Report all lines holding "name".

[Start of Dataset rows]

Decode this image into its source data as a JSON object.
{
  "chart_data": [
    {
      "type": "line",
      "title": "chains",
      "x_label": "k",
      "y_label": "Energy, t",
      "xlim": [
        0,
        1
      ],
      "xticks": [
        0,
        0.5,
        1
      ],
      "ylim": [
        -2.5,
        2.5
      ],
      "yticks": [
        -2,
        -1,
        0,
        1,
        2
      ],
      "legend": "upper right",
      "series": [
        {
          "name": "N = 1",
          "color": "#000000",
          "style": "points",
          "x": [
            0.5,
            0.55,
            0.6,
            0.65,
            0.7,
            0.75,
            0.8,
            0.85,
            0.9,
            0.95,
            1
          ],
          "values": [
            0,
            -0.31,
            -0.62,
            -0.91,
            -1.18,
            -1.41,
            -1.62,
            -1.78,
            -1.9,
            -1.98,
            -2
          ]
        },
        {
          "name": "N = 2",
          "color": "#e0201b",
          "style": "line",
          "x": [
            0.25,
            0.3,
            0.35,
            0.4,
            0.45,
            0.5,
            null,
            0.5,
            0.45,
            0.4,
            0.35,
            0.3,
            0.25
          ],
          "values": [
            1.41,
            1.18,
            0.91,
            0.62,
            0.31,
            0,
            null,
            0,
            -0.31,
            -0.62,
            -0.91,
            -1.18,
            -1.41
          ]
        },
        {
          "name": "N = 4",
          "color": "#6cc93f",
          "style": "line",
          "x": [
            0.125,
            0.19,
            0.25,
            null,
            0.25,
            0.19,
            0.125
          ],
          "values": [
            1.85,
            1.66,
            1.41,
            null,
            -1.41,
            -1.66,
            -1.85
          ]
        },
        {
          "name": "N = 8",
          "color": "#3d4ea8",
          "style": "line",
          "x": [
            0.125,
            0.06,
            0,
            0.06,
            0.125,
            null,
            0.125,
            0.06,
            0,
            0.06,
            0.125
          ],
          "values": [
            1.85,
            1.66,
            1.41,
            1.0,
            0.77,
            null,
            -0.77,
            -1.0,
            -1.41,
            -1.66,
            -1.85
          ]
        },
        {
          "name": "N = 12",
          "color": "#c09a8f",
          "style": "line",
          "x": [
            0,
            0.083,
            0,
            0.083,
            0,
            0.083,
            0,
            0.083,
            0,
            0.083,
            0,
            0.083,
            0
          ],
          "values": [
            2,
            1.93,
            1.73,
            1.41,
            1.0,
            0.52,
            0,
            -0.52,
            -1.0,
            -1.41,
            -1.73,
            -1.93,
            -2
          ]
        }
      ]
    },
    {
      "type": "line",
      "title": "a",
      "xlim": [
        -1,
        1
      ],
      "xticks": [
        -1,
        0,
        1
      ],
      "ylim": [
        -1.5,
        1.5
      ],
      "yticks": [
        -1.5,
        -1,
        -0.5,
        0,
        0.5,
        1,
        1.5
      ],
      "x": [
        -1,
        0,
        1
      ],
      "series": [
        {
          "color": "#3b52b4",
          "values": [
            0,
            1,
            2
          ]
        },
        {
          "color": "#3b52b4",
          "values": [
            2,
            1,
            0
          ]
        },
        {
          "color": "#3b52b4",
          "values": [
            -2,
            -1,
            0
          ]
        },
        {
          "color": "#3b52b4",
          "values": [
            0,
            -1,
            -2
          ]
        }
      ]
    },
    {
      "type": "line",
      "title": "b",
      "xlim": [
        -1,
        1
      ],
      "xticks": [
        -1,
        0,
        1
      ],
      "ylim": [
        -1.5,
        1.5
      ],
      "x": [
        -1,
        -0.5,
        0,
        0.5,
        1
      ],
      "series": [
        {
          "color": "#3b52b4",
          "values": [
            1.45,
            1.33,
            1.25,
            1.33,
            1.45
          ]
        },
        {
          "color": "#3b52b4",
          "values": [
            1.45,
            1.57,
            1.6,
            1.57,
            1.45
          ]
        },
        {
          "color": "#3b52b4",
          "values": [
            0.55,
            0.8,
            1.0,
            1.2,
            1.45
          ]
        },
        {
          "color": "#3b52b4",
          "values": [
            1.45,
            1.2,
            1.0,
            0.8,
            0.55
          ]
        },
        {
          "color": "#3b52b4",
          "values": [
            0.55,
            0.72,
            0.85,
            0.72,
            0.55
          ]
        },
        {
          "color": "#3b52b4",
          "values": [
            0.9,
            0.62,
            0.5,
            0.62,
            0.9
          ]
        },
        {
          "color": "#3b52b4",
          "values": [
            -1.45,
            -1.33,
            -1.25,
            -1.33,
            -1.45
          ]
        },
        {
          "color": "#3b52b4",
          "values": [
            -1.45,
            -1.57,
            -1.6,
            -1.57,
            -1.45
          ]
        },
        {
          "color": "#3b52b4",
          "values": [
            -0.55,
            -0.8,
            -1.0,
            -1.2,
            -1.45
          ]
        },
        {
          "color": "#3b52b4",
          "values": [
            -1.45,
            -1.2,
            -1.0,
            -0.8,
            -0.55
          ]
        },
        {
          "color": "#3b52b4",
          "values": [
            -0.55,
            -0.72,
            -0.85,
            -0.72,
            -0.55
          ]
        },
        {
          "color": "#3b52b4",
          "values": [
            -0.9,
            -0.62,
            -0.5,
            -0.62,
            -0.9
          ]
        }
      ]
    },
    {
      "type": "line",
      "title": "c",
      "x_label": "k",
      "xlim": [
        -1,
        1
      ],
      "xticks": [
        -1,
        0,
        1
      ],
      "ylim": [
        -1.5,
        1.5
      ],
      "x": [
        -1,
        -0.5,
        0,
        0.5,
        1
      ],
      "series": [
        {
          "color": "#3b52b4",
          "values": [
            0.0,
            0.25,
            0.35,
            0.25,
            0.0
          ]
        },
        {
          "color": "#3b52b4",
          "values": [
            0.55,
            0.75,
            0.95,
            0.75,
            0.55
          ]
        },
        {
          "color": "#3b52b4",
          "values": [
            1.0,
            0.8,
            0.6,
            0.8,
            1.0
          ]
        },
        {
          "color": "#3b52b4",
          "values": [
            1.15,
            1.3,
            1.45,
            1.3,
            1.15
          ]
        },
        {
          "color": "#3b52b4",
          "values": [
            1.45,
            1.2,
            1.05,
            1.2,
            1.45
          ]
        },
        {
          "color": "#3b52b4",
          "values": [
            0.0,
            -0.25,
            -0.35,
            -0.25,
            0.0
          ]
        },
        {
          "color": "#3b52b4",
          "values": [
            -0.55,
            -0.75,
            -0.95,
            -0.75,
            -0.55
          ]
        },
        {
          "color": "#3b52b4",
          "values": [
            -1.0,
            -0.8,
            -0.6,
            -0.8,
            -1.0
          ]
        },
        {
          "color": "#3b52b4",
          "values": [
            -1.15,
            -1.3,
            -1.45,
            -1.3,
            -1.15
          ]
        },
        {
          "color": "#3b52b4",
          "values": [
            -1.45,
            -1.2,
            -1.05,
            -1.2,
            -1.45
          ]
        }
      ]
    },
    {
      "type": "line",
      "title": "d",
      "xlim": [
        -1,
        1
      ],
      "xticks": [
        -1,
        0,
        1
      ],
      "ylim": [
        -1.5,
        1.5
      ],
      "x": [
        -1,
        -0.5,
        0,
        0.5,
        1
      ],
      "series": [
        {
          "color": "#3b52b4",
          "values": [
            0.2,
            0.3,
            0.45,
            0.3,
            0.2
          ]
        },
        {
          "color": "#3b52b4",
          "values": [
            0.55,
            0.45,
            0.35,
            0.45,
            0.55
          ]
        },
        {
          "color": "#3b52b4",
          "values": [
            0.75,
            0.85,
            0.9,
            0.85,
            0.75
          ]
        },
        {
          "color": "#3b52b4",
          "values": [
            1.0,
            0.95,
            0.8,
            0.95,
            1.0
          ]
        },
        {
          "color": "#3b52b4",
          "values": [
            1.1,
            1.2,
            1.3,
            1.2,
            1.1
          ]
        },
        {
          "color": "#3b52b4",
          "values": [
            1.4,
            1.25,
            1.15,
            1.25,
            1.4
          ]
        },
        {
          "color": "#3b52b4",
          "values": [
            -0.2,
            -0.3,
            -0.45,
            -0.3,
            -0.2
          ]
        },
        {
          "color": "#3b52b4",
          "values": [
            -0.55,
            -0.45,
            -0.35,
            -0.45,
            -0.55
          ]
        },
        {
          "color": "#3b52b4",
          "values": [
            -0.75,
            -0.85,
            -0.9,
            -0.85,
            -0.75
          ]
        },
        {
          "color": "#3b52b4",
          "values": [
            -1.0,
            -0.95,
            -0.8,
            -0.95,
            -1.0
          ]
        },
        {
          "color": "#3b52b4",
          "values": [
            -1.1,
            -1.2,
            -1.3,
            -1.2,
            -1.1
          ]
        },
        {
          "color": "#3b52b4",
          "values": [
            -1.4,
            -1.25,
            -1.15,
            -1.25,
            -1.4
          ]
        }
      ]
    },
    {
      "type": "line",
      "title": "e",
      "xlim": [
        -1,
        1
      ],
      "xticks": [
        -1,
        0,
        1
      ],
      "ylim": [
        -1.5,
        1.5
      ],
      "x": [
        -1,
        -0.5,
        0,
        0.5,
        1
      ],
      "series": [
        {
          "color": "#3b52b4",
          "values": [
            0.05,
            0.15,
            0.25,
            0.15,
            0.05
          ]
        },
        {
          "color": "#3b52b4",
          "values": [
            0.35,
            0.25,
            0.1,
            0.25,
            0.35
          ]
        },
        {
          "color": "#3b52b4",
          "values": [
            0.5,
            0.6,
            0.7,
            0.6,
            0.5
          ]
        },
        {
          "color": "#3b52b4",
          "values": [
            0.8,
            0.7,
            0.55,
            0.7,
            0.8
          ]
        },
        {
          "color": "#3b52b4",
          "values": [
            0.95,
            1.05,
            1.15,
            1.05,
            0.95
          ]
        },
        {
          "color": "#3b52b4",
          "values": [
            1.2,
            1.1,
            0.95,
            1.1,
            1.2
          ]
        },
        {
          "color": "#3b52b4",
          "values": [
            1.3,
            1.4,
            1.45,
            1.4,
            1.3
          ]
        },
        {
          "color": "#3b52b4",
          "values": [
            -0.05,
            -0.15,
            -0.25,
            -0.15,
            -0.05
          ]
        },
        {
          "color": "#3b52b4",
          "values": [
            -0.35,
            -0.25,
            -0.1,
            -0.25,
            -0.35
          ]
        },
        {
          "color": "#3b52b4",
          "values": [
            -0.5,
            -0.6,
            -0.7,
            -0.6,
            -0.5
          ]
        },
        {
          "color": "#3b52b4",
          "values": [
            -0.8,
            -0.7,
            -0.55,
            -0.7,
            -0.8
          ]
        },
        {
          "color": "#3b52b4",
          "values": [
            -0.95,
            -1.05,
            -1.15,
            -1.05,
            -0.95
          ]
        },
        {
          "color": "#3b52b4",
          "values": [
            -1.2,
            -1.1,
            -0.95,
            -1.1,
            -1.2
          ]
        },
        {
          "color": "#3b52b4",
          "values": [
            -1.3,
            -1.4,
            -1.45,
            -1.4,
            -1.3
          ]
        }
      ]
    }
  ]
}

[End of Dataset rows]

* Task output *
          "name": "N = 1",
          "name": "N = 2",
          "name": "N = 4",
          "name": "N = 8",
          "name": "N = 12",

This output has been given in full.